- _Passage for review_:
Women in Science, Engineering and Technology:
the “Field Status” Paradox

What can we do to be able to name more female scientists in the next hundred years

First published 10-3-2011


  1. 1.    Why so few? Why so slow?  Why so low?

In spite of notable advances, these questions are still salient decades after having been raised in the 1960’s at the beginning of the contemporary debate over the status of women in science and technology (Rossi, 1965). ‘Why so few?’ refers to the persistence of relatively small numbers of women in many science, engineering and technology (SET) disciplines, an issue that has spread also in emerging related areas, like innovation and entrepreneurship, which have been found to replicate the discriminatory gender patterns identified in academia (Valian, 1999; Etzkowitz, Kemelgor and Uzzi, 2000), albeit to a lesser extent (Ranga et al. 2008). Women’s academic career remains markedly vertically segregated: for example, in the European Union the proportion of female students (55%) and graduates (59%) exceeds that of male students, but men outnumber women among PhD students and graduates, and at the full professor level, women become least represented (from 27% in humanities and social sciences to 7.2% in engineering and technology). In the US, for over 30 years, women accounted for over 30% of PhDs in social sciences and behavioral sciences and over 20% in the life sciences, but at the top research institutions, only 15.4% of the full professors in the social and behavioral sciences and 14.8% in the life sciences are women—and these are the only fields in science and engineering where the proportion of women reaches into the double digits (National Academies of Sciences 2007). Women leave scientific fields disproportionately to men, which is both a waste of human resources and a serious obstacle for the development of sciences and for society as a whole.


‘Why so slow?’ refers to the exceedingly slow pace of transition from inequality to equality in many of these fields, and is inextricably related to ‘Why so low?’, which arises from the most often lower hierarchical positions than men’s in academia or business. ‘Few, slow and low’ thus became the defining line for women’s participation in SET disciplines, due to strong and persisting beliefs that these essential areas for progress and growth operate on meritocratic and universalistic principles, where only the results obtained and the individual’s contribution to knowledge matter, not the gender or the personal characteristics of the scientists who achieved them (Etzkowitz and Kemelgor, 2001). Over time, ‘few’ and ‘slow’ translate into ‘low’ or even worse, ‘invisible’. For example, the story of the ‘women computers’ - a group of female mathematicians who did secret ballistics research for the US Army during WWII, a handful of whom went on to serve as the programmers of ENIAC, the first electronic computer - is little known, and the ‘Top Secret Rosies: The Female Computers of WWII’ documentary, shown at the Computer History Museum in California does a laudable job in bringing it to public attention[1].  An August 2010 poll of public attitudes to women in science commissioned by the UK’s Royal Society revealed that nearly 90% of 18-24 year-olds and two thirds of the British public were unable to name a single famous female scientist, despite a general opinion that scientists were good role models, and an almost unanimous belief (96% of respondents) that men and women were equally well-suited to a career as a scientist (Royal Society 2011). This is not surprising if we think that only 40 of all individual 813 Nobel Prize winners in more than a century, between 1901 and 2010, were women[2].

[Document layout analysis data]
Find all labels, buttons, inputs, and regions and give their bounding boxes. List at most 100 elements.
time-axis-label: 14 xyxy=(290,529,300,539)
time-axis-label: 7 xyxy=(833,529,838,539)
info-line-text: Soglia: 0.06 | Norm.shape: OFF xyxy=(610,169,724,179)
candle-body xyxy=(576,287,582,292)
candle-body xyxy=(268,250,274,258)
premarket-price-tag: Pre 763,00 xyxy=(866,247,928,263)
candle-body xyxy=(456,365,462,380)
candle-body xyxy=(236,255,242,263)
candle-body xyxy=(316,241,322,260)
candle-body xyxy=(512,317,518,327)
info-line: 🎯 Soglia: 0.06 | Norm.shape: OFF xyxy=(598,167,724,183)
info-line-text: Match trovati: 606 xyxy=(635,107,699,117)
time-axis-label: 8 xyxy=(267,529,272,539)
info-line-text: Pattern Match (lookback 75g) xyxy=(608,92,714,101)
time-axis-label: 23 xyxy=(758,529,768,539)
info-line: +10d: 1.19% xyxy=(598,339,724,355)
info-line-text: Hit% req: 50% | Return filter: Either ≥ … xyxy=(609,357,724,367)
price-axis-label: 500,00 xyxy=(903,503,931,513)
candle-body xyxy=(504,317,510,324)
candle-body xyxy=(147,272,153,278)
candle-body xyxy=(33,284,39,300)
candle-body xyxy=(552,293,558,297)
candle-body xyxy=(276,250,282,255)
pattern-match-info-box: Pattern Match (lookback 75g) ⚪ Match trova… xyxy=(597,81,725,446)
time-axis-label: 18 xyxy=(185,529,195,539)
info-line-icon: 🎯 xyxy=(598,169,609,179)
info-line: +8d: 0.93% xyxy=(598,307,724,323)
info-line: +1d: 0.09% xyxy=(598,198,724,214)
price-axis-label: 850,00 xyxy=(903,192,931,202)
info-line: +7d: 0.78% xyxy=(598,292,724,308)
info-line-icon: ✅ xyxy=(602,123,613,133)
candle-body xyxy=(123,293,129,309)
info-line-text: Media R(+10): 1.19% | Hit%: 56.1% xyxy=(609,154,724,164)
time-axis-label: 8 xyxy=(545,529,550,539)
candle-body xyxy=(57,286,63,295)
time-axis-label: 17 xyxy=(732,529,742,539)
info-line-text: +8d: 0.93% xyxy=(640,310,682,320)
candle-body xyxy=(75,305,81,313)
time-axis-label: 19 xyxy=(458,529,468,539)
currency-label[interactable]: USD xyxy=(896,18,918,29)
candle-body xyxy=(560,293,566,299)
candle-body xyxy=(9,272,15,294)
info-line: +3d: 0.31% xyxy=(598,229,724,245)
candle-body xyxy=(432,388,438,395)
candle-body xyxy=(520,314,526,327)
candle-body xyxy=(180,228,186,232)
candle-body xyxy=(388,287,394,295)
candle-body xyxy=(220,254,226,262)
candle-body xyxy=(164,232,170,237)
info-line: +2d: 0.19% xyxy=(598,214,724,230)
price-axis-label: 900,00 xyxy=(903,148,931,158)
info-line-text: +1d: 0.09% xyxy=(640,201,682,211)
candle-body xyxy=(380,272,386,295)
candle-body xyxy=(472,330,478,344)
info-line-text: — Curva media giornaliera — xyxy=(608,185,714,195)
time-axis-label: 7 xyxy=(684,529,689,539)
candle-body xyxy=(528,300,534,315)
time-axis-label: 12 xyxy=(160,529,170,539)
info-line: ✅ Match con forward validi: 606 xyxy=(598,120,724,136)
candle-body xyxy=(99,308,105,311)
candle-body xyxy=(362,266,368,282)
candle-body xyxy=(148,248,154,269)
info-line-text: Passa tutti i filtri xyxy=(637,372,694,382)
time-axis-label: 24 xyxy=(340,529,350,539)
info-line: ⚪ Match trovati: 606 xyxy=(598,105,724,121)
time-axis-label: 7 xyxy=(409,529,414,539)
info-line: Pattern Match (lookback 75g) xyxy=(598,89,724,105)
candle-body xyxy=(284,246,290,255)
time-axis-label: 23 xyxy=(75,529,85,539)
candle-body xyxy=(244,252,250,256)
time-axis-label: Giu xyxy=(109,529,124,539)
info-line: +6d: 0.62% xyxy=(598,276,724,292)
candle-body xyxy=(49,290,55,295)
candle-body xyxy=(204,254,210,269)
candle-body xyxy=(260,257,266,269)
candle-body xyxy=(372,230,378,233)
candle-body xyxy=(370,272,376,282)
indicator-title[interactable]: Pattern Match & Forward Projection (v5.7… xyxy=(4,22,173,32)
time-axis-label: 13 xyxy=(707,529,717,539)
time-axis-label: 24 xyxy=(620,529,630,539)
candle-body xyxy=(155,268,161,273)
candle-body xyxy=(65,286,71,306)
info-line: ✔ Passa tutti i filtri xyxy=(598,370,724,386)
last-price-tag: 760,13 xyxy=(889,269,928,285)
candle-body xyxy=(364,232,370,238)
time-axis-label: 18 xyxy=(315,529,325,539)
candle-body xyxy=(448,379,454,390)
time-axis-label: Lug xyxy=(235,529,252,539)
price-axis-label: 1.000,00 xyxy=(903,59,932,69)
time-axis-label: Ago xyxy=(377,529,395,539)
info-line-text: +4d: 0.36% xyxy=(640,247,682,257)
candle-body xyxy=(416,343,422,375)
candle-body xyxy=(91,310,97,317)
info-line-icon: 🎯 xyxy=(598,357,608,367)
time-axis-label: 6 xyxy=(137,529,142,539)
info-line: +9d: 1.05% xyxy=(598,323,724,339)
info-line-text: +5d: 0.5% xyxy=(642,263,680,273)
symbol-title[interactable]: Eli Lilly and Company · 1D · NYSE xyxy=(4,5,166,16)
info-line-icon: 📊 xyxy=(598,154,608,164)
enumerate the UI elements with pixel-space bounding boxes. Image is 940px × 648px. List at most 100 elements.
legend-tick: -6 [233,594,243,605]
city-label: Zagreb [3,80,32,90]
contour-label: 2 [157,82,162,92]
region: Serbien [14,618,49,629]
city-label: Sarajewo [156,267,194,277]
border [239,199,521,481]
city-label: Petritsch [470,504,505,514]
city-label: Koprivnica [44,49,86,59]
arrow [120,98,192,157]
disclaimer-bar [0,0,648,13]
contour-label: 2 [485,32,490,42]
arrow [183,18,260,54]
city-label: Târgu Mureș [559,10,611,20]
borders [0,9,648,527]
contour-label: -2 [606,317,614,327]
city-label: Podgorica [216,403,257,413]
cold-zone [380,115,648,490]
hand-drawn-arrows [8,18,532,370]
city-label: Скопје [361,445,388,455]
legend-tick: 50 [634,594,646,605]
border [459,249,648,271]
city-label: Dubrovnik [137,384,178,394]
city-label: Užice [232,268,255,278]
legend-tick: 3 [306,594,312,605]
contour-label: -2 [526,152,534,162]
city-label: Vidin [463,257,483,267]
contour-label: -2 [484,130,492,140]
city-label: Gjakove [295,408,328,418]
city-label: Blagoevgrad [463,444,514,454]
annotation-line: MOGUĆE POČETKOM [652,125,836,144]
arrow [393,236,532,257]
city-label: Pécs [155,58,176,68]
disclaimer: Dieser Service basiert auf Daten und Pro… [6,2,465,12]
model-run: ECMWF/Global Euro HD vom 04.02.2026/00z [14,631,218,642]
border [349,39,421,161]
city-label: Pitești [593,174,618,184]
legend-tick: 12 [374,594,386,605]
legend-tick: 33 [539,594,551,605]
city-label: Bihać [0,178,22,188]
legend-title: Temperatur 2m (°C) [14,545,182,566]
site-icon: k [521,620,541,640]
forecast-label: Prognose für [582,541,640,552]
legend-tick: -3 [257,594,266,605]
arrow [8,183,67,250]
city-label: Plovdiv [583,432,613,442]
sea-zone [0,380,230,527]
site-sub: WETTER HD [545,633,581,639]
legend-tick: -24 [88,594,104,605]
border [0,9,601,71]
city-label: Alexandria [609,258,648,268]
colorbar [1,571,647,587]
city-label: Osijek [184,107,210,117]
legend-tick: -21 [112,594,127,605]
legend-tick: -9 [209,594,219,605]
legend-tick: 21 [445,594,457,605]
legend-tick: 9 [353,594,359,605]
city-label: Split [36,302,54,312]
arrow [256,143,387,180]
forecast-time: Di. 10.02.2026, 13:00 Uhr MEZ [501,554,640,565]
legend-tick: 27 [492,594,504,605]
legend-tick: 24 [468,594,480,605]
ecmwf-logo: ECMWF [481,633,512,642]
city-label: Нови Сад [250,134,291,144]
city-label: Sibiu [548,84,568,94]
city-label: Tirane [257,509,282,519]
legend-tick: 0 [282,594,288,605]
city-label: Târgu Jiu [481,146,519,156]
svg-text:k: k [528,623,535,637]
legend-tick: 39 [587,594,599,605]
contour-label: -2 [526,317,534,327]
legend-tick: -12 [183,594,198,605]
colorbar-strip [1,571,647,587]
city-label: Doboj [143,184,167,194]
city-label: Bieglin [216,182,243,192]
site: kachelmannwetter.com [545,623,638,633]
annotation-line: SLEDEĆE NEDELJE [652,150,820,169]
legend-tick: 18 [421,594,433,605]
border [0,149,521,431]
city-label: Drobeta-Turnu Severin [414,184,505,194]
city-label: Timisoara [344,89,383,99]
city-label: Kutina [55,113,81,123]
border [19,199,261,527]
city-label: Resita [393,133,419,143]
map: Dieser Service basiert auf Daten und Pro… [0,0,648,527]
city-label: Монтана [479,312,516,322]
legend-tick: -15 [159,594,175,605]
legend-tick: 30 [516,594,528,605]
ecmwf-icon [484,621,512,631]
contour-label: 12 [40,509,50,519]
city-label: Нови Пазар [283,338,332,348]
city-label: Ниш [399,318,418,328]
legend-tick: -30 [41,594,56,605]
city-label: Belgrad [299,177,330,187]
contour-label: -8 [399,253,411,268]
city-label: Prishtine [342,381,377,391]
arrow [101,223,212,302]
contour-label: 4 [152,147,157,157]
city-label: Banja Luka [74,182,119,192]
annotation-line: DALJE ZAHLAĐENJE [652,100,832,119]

- _About this exercise_:
Transcribe the portion of the passage on women in science that begins with the words containing "Women in Science, Engineering" and ends with "slow?  Why so low?".

- _Output_:
Women in Science, Engineering and Technology:
the “Field Status” Paradox

What can we do to be able to name more female scientists in the next hundred years

First published 10-3-2011


  1. 1.    Why so few? Why so slow?  Why so low?